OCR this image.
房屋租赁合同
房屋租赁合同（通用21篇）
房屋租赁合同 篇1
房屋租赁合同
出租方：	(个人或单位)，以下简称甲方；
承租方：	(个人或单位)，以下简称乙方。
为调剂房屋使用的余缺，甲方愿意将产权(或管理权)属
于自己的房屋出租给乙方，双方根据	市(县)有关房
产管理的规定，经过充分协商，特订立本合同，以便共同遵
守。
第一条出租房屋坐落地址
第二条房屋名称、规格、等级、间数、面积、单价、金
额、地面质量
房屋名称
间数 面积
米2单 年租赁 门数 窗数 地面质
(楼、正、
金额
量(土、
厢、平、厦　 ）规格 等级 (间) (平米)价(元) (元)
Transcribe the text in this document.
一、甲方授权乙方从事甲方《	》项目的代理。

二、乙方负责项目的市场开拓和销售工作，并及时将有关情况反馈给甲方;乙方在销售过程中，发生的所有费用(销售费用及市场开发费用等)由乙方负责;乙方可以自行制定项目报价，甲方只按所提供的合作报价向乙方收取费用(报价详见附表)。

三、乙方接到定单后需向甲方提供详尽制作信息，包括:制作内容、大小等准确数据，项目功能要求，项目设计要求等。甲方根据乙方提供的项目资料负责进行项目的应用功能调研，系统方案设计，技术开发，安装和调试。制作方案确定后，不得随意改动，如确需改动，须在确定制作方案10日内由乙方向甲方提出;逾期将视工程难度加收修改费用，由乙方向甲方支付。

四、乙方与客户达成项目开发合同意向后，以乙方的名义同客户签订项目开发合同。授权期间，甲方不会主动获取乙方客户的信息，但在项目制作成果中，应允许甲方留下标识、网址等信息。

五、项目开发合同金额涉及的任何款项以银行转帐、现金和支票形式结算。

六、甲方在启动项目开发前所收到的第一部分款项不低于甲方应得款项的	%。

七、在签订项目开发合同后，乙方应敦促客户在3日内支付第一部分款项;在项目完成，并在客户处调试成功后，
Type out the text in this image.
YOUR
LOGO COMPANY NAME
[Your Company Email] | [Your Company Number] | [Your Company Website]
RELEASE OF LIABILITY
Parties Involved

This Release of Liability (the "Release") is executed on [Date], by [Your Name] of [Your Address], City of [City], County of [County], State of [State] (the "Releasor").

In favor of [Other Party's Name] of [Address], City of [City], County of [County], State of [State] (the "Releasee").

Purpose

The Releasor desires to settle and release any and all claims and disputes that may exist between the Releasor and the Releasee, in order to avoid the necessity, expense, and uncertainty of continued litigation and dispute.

● Set problem
All of the material must be reproduced exactly.

● Expected answer
OCR this image.
房屋租赁合同
房屋租赁合同（通用21篇）
房屋租赁合同 篇1
房屋租赁合同
出租方：	(个人或单位)，以下简称甲方；
承租方：	(个人或单位)，以下简称乙方。
为调剂房屋使用的余缺，甲方愿意将产权(或管理权)属
于自己的房屋出租给乙方，双方根据	市(县)有关房
产管理的规定，经过充分协商，特订立本合同，以便共同遵
守。
第一条出租房屋坐落地址
第二条房屋名称、规格、等级、间数、面积、单价、金
额、地面质量
房屋名称
间数 面积
米2单 年租赁 门数 窗数 地面质
(楼、正、
金额
量(土、
厢、平、厦　 ）规格 等级 (间) (平米)价(元) (元)
Transcribe the text in this document.
一、甲方授权乙方从事甲方《	》项目的代理。

二、乙方负责项目的市场开拓和销售工作，并及时将有关情况反馈给甲方;乙方在销售过程中，发生的所有费用(销售费用及市场开发费用等)由乙方负责;乙方可以自行制定项目报价，甲方只按所提供的合作报价向乙方收取费用(报价详见附表)。

三、乙方接到定单后需向甲方提供详尽制作信息，包括:制作内容、大小等准确数据，项目功能要求，项目设计要求等。甲方根据乙方提供的项目资料负责进行项目的应用功能调研，系统方案设计，技术开发，安装和调试。制作方案确定后，不得随意改动，如确需改动，须在确定制作方案10日内由乙方向甲方提出;逾期将视工程难度加收修改费用，由乙方向甲方支付。

四、乙方与客户达成项目开发合同意向后，以乙方的名义同客户签订项目开发合同。授权期间，甲方不会主动获取乙方客户的信息，但在项目制作成果中，应允许甲方留下标识、网址等信息。

五、项目开发合同金额涉及的任何款项以银行转帐、现金和支票形式结算。

六、甲方在启动项目开发前所收到的第一部分款项不低于甲方应得款项的	%。

七、在签订项目开发合同后，乙方应敦促客户在3日内支付第一部分款项;在项目完成，并在客户处调试成功后，
Type out the text in this image.
YOUR
LOGO COMPANY NAME
[Your Company Email] | [Your Company Number] | [Your Company Website]
RELEASE OF LIABILITY
Parties Involved

This Release of Liability (the "Release") is executed on [Date], by [Your Name] of [Your Address], City of [City], County of [County], State of [State] (the "Releasor").

In favor of [Other Party's Name] of [Address], City of [City], County of [County], State of [State] (the "Releasee").

Purpose

The Releasor desires to settle and release any and all claims and disputes that may exist between the Releasor and the Releasee, in order to avoid the necessity, expense, and uncertainty of continued litigation and dispute.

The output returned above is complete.